* Begin DATA SECTION *
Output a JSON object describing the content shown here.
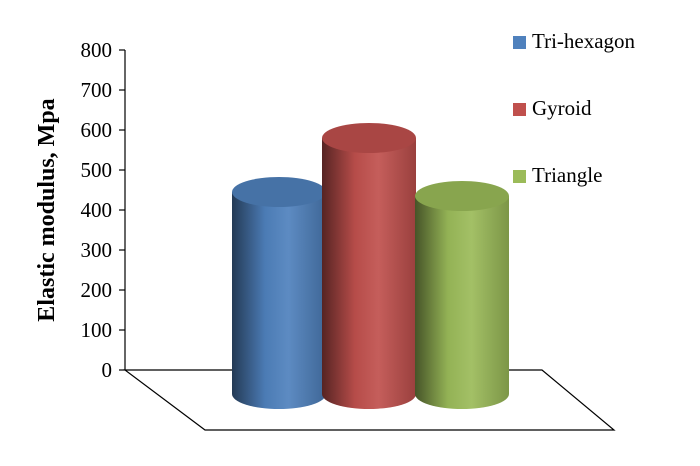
{
  "chart_data": {
    "type": "bar",
    "style": "3d-cylinder",
    "categories": [
      "Tri-hexagon",
      "Gyroid",
      "Triangle"
    ],
    "values": [
      505,
      640,
      495
    ],
    "colors": [
      "#4f81bd",
      "#c0504d",
      "#9bbb59"
    ],
    "ylabel": "Elastic modulus, Mpa",
    "xlabel": "",
    "title": "",
    "ylim": [
      0,
      800
    ],
    "yticks": [
      "0",
      "100",
      "200",
      "300",
      "400",
      "500",
      "600",
      "700",
      "800"
    ],
    "legend": {
      "position": "right",
      "entries": [
        "Tri-hexagon",
        "Gyroid",
        "Triangle"
      ]
    },
    "grid": false
  }
}
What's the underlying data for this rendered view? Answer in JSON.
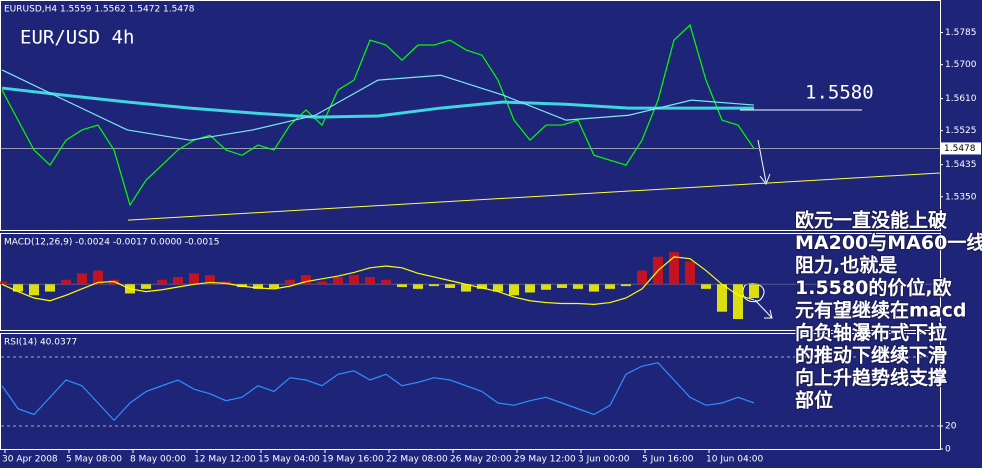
* End DATA SECTION *
Write the records above out again exactly, with no pictures in your copy.

- **PROBLEM SOLUTION**
Output a JSON object describing the content shown here.
{
  "chart_data": {
    "type": "bar",
    "style": "3d-cylinder",
    "categories": [
      "Tri-hexagon",
      "Gyroid",
      "Triangle"
    ],
    "values": [
      505,
      640,
      495
    ],
    "colors": [
      "#4f81bd",
      "#c0504d",
      "#9bbb59"
    ],
    "ylabel": "Elastic modulus, Mpa",
    "xlabel": "",
    "title": "",
    "ylim": [
      0,
      800
    ],
    "yticks": [
      "0",
      "100",
      "200",
      "300",
      "400",
      "500",
      "600",
      "700",
      "800"
    ],
    "legend": {
      "position": "right",
      "entries": [
        "Tri-hexagon",
        "Gyroid",
        "Triangle"
      ]
    },
    "grid": false
  }
}
What's the underlying data for this rendered view? Answer in JSON.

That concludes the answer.